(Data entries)
* BEGIN *

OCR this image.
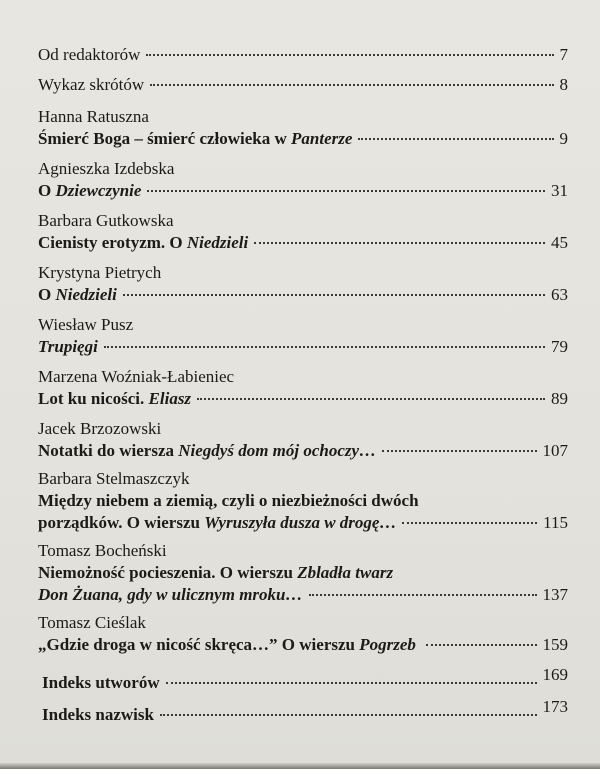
Od redaktorów	7
Wykaz skrótów	8
Hanna Ratuszna
Śmierć Boga – śmierć człowieka w Panterze	9
Agnieszka Izdebska
O Dziewczynie	31
Barbara Gutkowska
Cienisty erotyzm. O Niedzieli	45
Krystyna Pietrych
O Niedzieli	63
Wiesław Pusz
Trupięgi	79
Marzena Woźniak-Łabieniec
Lot ku nicości. Eliasz	89
Jacek Brzozowski
Notatki do wiersza Niegdyś dom mój ochoczy…	107
Barbara Stelmaszczyk
Między niebem a ziemią, czyli o niezbieżności dwóch
porządków. O wierszu Wyruszyła dusza w drogę…	115
Tomasz Bocheński
Niemożność pocieszenia. O wierszu Zbladła twarz
Don Żuana, gdy w ulicznym mroku…	137
Tomasz Cieślak
„Gdzie droga w nicość skręca…” O wierszu Pogrzeb	159
Indeks utworów	169
Indeks nazwisk	173
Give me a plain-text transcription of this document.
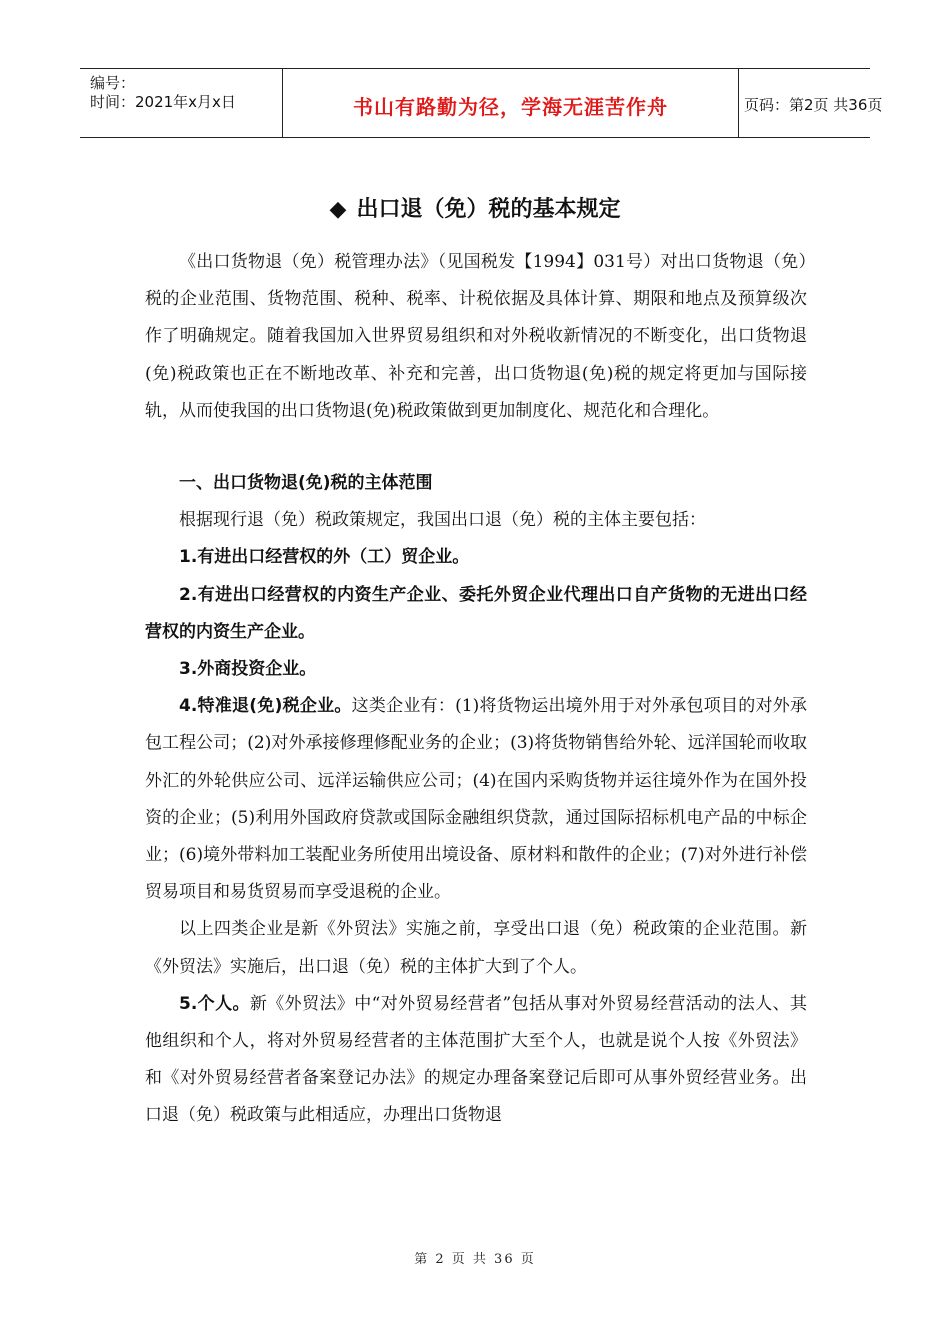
编号：
时间：2021年x月x日	书山有路勤为径，学海无涯苦作舟	页码：第2页 共36页
◆ 出口退（免）税的基本规定

《出口货物退（免）税管理办法》（见国税发【1994】031号）对出口货物退（免）税的企业范围、货物范围、税种、税率、计税依据及具体计算、期限和地点及预算级次作了明确规定。随着我国加入世界贸易组织和对外税收新情况的不断变化，出口货物退(免)税政策也正在不断地改革、补充和完善，出口货物退(免)税的规定将更加与国际接轨，从而使我国的出口货物退(免)税政策做到更加制度化、规范化和合理化。

一、出口货物退(免)税的主体范围

根据现行退（免）税政策规定，我国出口退（免）税的主体主要包括：

1.有进出口经营权的外（工）贸企业。

2.有进出口经营权的内资生产企业、委托外贸企业代理出口自产货物的无进出口经营权的内资生产企业。

3.外商投资企业。

4.特准退(免)税企业。这类企业有：(1)将货物运出境外用于对外承包项目的对外承包工程公司；(2)对外承接修理修配业务的企业；(3)将货物销售给外轮、远洋国轮而收取外汇的外轮供应公司、远洋运输供应公司；(4)在国内采购货物并运往境外作为在国外投资的企业；(5)利用外国政府贷款或国际金融组织贷款，通过国际招标机电产品的中标企业；(6)境外带料加工装配业务所使用出境设备、原材料和散件的企业；(7)对外进行补偿贸易项目和易货贸易而享受退税的企业。

以上四类企业是新《外贸法》实施之前，享受出口退（免）税政策的企业范围。新《外贸法》实施后，出口退（免）税的主体扩大到了个人。

5.个人。新《外贸法》中“对外贸易经营者”包括从事对外贸易经营活动的法人、其他组织和个人，将对外贸易经营者的主体范围扩大至个人，也就是说个人按《外贸法》和《对外贸易经营者备案登记办法》的规定办理备案登记后即可从事外贸经营业务。出口退（免）税政策与此相适应，办理出口货物退

第 2 页 共 36 页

* END *

* **Exercise details**
Everything from the line containing "Give me a plain-text" to the last line of the listing above must be reproduced exactly, with no pictures included.

* **Correct output**
Give me a plain-text transcription of this document.
编号：
时间：2021年x月x日	书山有路勤为径，学海无涯苦作舟	页码：第2页 共36页
◆ 出口退（免）税的基本规定

《出口货物退（免）税管理办法》（见国税发【1994】031号）对出口货物退（免）税的企业范围、货物范围、税种、税率、计税依据及具体计算、期限和地点及预算级次作了明确规定。随着我国加入世界贸易组织和对外税收新情况的不断变化，出口货物退(免)税政策也正在不断地改革、补充和完善，出口货物退(免)税的规定将更加与国际接轨，从而使我国的出口货物退(免)税政策做到更加制度化、规范化和合理化。

一、出口货物退(免)税的主体范围

根据现行退（免）税政策规定，我国出口退（免）税的主体主要包括：

1.有进出口经营权的外（工）贸企业。

2.有进出口经营权的内资生产企业、委托外贸企业代理出口自产货物的无进出口经营权的内资生产企业。

3.外商投资企业。

4.特准退(免)税企业。这类企业有：(1)将货物运出境外用于对外承包项目的对外承包工程公司；(2)对外承接修理修配业务的企业；(3)将货物销售给外轮、远洋国轮而收取外汇的外轮供应公司、远洋运输供应公司；(4)在国内采购货物并运往境外作为在国外投资的企业；(5)利用外国政府贷款或国际金融组织贷款，通过国际招标机电产品的中标企业；(6)境外带料加工装配业务所使用出境设备、原材料和散件的企业；(7)对外进行补偿贸易项目和易货贸易而享受退税的企业。

以上四类企业是新《外贸法》实施之前，享受出口退（免）税政策的企业范围。新《外贸法》实施后，出口退（免）税的主体扩大到了个人。

5.个人。新《外贸法》中“对外贸易经营者”包括从事对外贸易经营活动的法人、其他组织和个人，将对外贸易经营者的主体范围扩大至个人，也就是说个人按《外贸法》和《对外贸易经营者备案登记办法》的规定办理备案登记后即可从事外贸经营业务。出口退（免）税政策与此相适应，办理出口货物退

第 2 页 共 36 页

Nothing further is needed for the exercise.